(Data items)
++++++++

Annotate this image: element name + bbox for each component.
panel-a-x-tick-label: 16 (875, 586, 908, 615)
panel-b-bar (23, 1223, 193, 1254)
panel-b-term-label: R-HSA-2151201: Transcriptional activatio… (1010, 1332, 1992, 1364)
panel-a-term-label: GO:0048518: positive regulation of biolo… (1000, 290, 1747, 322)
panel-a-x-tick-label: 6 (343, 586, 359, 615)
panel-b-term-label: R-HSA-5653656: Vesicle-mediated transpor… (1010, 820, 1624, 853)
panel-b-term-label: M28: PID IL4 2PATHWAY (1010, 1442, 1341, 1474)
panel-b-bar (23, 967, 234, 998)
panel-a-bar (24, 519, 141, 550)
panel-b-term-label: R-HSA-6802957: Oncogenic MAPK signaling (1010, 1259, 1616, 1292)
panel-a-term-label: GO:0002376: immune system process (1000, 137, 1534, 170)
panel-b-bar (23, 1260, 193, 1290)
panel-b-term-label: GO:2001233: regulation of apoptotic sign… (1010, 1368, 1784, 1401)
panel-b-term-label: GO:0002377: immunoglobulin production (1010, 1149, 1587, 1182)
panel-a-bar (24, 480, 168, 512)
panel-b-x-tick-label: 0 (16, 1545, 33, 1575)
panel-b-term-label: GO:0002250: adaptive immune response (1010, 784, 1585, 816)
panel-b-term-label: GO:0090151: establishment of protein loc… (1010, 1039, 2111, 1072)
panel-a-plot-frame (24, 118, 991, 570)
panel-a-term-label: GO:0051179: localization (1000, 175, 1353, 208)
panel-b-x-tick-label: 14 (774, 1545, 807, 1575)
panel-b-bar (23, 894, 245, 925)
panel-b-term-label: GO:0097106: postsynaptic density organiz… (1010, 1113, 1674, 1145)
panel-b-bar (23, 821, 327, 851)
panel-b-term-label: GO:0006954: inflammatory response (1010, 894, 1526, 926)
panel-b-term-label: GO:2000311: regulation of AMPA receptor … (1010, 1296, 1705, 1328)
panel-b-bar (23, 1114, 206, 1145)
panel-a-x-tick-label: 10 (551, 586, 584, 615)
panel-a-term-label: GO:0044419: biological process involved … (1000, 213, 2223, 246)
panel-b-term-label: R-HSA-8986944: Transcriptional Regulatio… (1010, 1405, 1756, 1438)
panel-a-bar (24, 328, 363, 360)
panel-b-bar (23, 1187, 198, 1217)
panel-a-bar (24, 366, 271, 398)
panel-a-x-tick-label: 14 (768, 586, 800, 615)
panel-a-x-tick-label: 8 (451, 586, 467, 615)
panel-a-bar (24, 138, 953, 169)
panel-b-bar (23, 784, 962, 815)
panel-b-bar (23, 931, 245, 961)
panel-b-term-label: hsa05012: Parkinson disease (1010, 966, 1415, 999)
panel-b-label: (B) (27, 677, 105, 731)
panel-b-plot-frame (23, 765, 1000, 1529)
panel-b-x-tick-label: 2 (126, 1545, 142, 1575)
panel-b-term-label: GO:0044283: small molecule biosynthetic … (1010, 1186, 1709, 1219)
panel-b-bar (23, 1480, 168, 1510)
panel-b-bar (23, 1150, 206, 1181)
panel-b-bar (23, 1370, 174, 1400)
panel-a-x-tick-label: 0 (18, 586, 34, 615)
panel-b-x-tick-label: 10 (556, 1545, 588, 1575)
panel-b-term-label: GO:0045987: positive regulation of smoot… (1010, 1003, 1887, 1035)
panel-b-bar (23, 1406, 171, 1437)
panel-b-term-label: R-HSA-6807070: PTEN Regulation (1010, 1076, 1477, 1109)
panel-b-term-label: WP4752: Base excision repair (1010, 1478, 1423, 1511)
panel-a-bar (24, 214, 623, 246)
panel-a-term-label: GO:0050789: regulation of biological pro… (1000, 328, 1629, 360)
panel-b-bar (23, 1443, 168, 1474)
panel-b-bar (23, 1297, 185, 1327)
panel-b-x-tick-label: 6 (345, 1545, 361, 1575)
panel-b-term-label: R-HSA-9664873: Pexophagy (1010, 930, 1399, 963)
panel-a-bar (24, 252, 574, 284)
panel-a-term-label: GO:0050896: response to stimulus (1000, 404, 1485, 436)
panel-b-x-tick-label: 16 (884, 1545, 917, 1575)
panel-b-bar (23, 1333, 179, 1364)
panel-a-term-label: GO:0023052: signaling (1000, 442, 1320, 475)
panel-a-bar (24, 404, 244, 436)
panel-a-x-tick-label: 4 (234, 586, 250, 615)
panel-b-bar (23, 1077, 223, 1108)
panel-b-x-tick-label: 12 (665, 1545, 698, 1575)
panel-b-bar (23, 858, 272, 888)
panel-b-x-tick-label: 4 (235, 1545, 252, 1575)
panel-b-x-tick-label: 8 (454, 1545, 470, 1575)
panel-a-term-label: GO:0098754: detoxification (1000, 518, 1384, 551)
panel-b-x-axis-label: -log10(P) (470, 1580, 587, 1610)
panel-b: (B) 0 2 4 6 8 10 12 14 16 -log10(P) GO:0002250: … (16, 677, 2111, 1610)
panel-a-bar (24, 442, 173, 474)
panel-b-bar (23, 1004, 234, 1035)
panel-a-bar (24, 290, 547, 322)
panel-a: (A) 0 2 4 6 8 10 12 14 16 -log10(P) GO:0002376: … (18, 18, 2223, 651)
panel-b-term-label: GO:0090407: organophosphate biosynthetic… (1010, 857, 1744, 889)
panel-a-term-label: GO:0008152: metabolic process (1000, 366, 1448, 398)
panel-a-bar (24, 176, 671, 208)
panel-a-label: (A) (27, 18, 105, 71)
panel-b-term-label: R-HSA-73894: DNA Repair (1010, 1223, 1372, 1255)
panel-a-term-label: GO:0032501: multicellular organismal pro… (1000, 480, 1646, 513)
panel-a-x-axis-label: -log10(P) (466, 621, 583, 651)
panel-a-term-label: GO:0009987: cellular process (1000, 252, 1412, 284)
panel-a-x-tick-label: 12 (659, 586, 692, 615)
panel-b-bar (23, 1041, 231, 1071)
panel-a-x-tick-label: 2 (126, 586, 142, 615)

++++++++

*Assignment:* Your reply should consist solely of the number of lines above that contain the word "positive".

*Answer to this problem:* 2